• **PROMPT**: Below are some records; repeat them all exactly, minus the pictures.

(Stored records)
#####
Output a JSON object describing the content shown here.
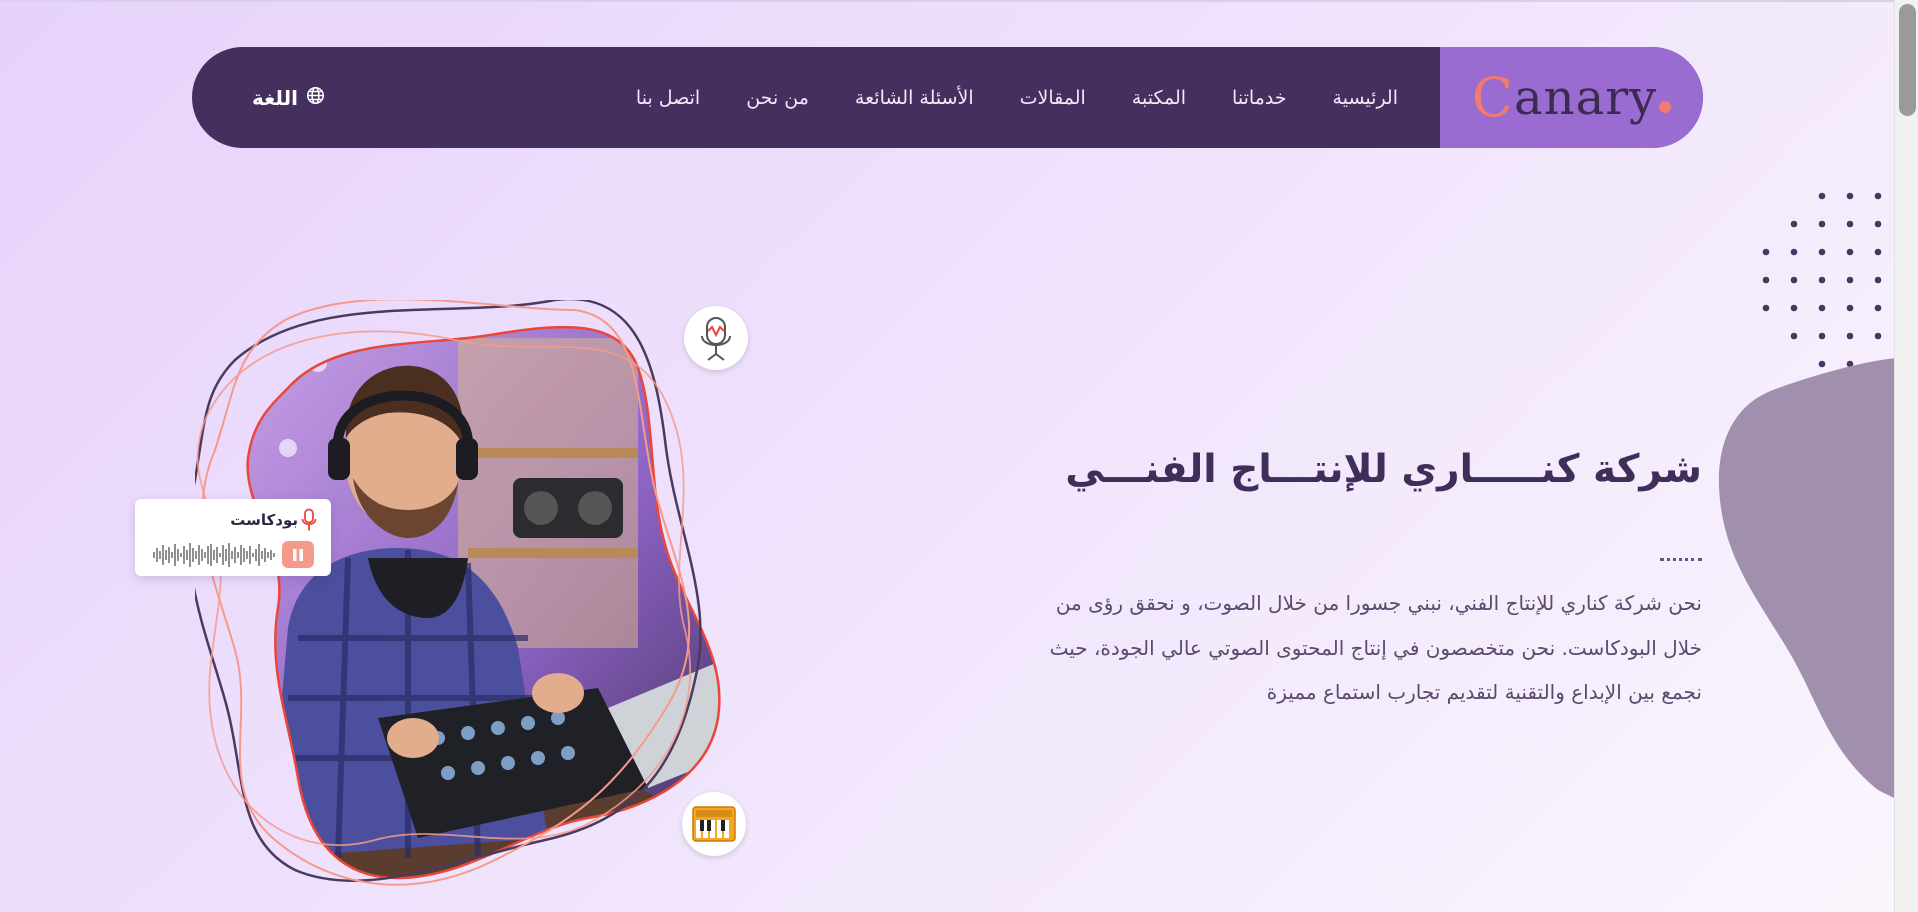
{
  "brand": {
    "logo_text": "anary",
    "logo_initial": "C"
  },
  "nav": {
    "items": [
      {
        "label": "الرئيسية"
      },
      {
        "label": "خدماتنا"
      },
      {
        "label": "المكتبة"
      },
      {
        "label": "المقالات"
      },
      {
        "label": "الأسئلة الشائعة"
      },
      {
        "label": "من نحن"
      },
      {
        "label": "اتصل بنا"
      }
    ],
    "language_label": "اللغة",
    "language_icon": "globe-icon"
  },
  "hero": {
    "title": "شركة كنـــــاري للإنتـــاج الفنـــي",
    "description": "نحن شركة كناري للإنتاج الفني، نبني جسورا من خلال الصوت، و نحقق رؤى من خلال البودكاست. نحن متخصصون في إنتاج المحتوى الصوتي عالي الجودة، حيث نجمع بين الإبداع والتقنية لتقديم تجارب استماع مميزة"
  },
  "podcast_card": {
    "label": "بودكاست",
    "icon": "microphone-icon",
    "control": "pause-icon"
  },
  "badges": {
    "top": "microphone-icon",
    "bottom": "keyboard-icon"
  },
  "colors": {
    "nav_background": "#452f5f",
    "logo_background": "#9a6bd0",
    "accent": "#f07b6e",
    "title": "#3f2d5a",
    "body_text": "#5b4a6e"
  }
}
#####
• **COMPLETED TASK**:
Output a JSON object describing the content shown here.
{
  "brand": {
    "logo_text": "anary",
    "logo_initial": "C"
  },
  "nav": {
    "items": [
      {
        "label": "الرئيسية"
      },
      {
        "label": "خدماتنا"
      },
      {
        "label": "المكتبة"
      },
      {
        "label": "المقالات"
      },
      {
        "label": "الأسئلة الشائعة"
      },
      {
        "label": "من نحن"
      },
      {
        "label": "اتصل بنا"
      }
    ],
    "language_label": "اللغة",
    "language_icon": "globe-icon"
  },
  "hero": {
    "title": "شركة كنـــــاري للإنتـــاج الفنـــي",
    "description": "نحن شركة كناري للإنتاج الفني، نبني جسورا من خلال الصوت، و نحقق رؤى من خلال البودكاست. نحن متخصصون في إنتاج المحتوى الصوتي عالي الجودة، حيث نجمع بين الإبداع والتقنية لتقديم تجارب استماع مميزة"
  },
  "podcast_card": {
    "label": "بودكاست",
    "icon": "microphone-icon",
    "control": "pause-icon"
  },
  "badges": {
    "top": "microphone-icon",
    "bottom": "keyboard-icon"
  },
  "colors": {
    "nav_background": "#452f5f",
    "logo_background": "#9a6bd0",
    "accent": "#f07b6e",
    "title": "#3f2d5a",
    "body_text": "#5b4a6e"
  }
}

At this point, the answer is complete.